[Start]
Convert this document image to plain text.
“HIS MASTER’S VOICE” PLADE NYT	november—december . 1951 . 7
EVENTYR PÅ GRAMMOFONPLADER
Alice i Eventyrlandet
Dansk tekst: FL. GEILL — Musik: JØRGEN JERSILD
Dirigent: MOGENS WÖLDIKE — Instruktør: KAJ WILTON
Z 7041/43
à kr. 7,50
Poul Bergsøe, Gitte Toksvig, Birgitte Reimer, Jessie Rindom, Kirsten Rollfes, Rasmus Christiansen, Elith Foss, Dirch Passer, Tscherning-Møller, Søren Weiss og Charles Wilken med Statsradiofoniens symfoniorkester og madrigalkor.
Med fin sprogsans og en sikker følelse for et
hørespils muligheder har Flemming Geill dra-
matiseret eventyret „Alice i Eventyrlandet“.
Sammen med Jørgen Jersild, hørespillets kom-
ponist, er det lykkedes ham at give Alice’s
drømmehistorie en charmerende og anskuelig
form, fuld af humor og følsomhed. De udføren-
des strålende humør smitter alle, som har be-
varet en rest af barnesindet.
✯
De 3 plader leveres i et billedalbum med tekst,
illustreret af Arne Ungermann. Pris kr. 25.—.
[End]
* _Exercise aim_
Lines holding the word "Alice" in the entries above are the ones to pull out. Copy them all.

* _Exercise result_
Alice i Eventyrlandet
matiseret eventyret „Alice i Eventyrlandet“.
ponist, er det lykkedes ham at give Alice’s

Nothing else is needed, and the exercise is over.